→ TEXT BLOCK:
....

In February 2015, Screen Rant was acquired by Valnet, and was reunited with its sister site, Game Rant, in 2019, when Valnet acquired the other publication. Screen Rant features a video series called Pitch Meetings by YouTube comedian Ryan George. By September 2020, the series included over 200 videos, garnering a combined 250 million views. In the series, George plays both a screenwriter and a film producer in a pitch for a film or television series, describing its plot in a way that highlights various inconsistencies and the way monetary incentives affect the movie industry.

===XDA===

Logo of XDA

XDA (formerly known as XDA Developers) is a mobile software development community launched on December 20, 2002.

XDA-Developers.com was created by Dutch company NAH6 Crypto Products BV and launched on December 20, 2002. In January 2011, XDA Developers was bought by the US based company JB Online Media, LLC. and subsequently by Canada-based Valnet Inc. in February 2022. The name XDA Developers is originally derived from the O_{2} Xda, which was marketed as a personal digital assistant (PDA) with extra features.

....

→ ENTRIES SUPPLIED:
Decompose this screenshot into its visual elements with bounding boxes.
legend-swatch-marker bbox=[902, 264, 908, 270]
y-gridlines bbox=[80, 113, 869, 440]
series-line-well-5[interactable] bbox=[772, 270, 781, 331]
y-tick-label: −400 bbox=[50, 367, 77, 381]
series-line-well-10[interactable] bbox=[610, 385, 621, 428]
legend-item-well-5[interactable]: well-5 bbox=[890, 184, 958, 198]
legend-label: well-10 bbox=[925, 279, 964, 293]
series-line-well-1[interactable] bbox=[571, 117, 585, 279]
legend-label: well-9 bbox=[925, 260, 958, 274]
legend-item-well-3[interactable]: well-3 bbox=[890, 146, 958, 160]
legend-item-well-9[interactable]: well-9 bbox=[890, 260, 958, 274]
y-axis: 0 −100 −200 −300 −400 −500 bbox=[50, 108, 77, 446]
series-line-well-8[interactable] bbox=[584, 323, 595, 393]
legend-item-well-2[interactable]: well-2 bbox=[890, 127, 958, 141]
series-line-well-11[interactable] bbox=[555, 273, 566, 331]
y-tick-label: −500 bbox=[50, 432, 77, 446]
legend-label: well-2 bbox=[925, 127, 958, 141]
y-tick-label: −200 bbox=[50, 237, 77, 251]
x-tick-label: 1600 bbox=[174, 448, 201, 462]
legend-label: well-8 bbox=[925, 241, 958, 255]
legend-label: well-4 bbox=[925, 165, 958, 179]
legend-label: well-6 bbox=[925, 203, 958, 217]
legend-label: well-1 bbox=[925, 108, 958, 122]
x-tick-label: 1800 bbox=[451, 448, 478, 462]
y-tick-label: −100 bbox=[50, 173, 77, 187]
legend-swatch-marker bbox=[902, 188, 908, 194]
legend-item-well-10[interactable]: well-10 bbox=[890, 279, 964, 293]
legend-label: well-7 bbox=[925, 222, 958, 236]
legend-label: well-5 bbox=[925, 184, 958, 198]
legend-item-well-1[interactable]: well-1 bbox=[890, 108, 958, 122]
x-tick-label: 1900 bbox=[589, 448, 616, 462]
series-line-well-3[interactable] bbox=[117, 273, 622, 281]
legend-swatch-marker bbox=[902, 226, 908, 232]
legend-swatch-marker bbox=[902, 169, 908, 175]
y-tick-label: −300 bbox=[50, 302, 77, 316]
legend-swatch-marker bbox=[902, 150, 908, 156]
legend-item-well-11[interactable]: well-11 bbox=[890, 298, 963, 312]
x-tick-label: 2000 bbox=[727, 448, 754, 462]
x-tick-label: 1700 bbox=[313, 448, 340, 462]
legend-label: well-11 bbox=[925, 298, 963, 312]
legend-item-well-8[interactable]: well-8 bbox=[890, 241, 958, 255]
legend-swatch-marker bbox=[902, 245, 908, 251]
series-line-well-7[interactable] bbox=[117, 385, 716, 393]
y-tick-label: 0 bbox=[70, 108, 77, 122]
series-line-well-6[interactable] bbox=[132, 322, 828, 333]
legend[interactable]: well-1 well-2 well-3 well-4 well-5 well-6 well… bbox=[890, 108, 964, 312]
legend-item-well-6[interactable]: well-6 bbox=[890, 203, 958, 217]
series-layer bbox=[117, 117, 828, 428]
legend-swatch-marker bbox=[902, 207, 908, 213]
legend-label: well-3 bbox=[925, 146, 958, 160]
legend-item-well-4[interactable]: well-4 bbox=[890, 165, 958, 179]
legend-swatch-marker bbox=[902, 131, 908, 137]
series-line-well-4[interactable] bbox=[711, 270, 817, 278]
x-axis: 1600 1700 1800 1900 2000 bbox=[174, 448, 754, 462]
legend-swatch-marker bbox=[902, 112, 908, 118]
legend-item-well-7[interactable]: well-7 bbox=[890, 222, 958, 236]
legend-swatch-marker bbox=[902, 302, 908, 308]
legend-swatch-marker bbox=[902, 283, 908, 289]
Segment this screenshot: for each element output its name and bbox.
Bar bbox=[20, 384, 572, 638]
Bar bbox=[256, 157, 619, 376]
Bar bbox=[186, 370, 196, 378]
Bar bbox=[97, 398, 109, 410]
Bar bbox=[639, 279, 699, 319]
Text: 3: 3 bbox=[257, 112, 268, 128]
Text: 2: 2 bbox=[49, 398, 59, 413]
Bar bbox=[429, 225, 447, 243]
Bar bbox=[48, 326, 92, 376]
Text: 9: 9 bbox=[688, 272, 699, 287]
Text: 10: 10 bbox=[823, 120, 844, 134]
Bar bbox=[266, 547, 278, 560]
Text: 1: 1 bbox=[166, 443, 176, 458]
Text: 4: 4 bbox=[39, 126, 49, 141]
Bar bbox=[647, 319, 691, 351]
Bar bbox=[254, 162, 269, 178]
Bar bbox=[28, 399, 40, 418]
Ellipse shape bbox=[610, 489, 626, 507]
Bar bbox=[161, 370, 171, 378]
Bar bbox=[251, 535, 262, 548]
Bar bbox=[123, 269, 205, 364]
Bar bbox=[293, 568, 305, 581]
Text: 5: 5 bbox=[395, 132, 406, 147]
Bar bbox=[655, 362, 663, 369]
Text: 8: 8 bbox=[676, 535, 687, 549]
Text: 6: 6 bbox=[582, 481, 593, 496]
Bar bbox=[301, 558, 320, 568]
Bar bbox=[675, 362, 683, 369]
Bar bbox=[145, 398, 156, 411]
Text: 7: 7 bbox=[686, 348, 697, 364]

....

→ WHAT YOU NEED TO DO:
[A] According to the text about Screen Rant and XDA, which company bought XDA Developers in January 2011?
[B] Continue the text about Screen Rant and XDA from the point where it stops.

→ TASK-BY-TASK ANSWERS:
[A] JB Online Media, LLC, a US-based company.

[B]
In February 2007, when the Microsoft Windows Mobile OS was widely used on mobile phones, Microsoft asked XDA Developers to remove all ROMs created by OEMs. In 2008, CNET Asia suggested that XDA Developers offers potential solutions to problems with many Android-based mobile devices. In other mobile phone reviews, testers at CNET preferred using XDA Developers' ROMs when carrying out detailed reviews.

In 2013, XDA partnered with Swappa to become its official marketplace where users can buy or sell devices.

===TheGamer===

Logo of TheGamer

TheGamer was launched in 2017 as an original video game news website by Valnet themselves, rather than being purchased from an outside organisation. In 2025, the publication was subject to mass layoffs, including the entire features team. In 2026, Valnet announced plans for a "pay by click" regime at the publication, with writers and editors being paid $5 and $3 respectively per 1,000 views in the first 15 days after publication rather than a fixed rate per article, with articles garnering under 1,000 views not being paid at all.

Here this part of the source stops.